Exercise ▸ Show every line below where "Popolazione" can be found.

(Dataset entries on figures)
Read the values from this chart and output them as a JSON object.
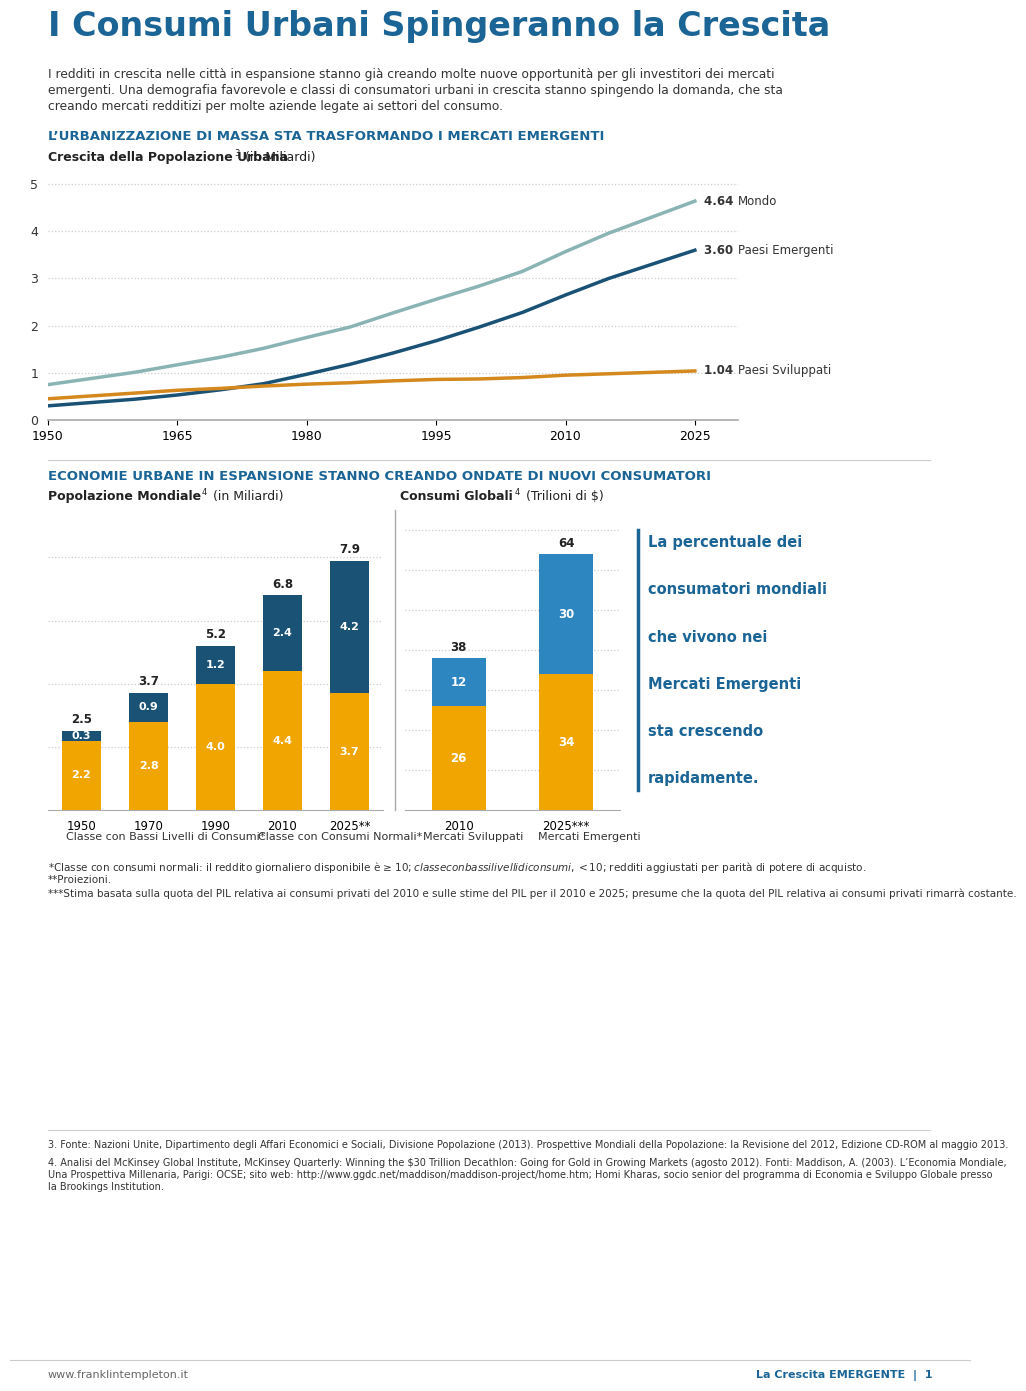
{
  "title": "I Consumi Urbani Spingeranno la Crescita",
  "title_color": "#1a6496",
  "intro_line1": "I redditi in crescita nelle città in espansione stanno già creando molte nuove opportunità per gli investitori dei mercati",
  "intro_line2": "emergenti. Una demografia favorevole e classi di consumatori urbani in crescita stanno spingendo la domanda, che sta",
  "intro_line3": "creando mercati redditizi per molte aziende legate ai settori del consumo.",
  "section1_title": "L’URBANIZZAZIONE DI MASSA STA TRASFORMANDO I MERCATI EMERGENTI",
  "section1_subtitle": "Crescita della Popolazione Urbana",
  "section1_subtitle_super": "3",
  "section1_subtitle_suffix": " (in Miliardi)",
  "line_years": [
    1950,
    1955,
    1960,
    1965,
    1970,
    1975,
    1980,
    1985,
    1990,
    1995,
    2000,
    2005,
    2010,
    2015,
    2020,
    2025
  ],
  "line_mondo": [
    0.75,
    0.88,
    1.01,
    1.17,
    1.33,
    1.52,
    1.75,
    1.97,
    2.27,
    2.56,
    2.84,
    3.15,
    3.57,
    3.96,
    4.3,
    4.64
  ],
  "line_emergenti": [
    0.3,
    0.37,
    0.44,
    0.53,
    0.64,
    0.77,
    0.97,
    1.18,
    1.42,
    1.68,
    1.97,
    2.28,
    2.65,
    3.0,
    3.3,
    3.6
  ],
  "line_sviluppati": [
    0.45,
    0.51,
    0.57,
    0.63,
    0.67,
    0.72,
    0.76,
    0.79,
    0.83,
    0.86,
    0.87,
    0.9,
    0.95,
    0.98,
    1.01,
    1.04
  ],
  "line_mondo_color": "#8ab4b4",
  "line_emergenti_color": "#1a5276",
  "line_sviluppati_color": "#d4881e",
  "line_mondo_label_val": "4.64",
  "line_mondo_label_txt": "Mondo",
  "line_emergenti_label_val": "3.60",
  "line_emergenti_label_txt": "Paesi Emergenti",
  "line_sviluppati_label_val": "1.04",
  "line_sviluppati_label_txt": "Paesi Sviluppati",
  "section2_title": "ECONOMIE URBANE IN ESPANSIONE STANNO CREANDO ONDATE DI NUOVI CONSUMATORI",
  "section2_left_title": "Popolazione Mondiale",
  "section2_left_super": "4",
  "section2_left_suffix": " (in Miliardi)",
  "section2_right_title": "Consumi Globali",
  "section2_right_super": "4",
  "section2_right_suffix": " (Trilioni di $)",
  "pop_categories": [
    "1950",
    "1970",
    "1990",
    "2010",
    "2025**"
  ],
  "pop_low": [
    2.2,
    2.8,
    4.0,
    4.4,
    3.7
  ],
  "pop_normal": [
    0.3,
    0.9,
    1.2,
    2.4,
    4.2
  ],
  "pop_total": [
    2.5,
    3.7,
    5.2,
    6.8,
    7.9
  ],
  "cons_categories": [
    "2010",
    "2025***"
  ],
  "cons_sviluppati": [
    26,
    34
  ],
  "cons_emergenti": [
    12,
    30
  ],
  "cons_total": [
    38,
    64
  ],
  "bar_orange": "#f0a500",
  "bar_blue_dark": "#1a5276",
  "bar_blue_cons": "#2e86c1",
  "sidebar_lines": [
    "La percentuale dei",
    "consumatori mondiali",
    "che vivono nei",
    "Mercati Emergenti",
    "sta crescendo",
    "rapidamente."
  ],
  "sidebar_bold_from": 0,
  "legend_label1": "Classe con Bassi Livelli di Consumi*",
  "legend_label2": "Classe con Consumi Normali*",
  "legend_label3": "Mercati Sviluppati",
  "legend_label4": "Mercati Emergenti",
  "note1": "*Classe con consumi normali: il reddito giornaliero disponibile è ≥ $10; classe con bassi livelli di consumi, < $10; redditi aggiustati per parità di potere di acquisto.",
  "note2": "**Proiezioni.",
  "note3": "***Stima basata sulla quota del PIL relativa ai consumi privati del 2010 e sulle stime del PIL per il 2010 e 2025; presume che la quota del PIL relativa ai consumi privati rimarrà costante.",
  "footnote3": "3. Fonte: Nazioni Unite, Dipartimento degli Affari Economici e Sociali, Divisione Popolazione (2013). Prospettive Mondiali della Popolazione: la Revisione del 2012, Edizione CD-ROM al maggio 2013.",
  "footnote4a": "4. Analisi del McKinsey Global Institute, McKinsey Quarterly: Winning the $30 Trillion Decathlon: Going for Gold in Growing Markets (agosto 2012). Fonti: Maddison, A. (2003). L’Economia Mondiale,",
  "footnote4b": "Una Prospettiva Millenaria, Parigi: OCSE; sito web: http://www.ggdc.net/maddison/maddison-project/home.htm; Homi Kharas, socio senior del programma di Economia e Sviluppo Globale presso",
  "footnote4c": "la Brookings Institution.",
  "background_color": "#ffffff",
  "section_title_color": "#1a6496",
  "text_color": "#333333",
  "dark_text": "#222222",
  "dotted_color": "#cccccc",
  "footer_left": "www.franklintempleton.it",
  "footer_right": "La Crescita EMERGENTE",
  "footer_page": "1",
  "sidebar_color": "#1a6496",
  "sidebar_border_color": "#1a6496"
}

Solved problem ▸
  "section1_subtitle": "Crescita della Popolazione Urbana",
  "section2_left_title": "Popolazione Mondiale",
  "footnote3": "3. Fonte: Nazioni Unite, Dipartimento degli Affari Economici e Sociali, Divisione Popolazione (2013). Prospettive Mondiali della Popolazione: la Revisione del 2012, Edizione CD-ROM al maggio 2013.",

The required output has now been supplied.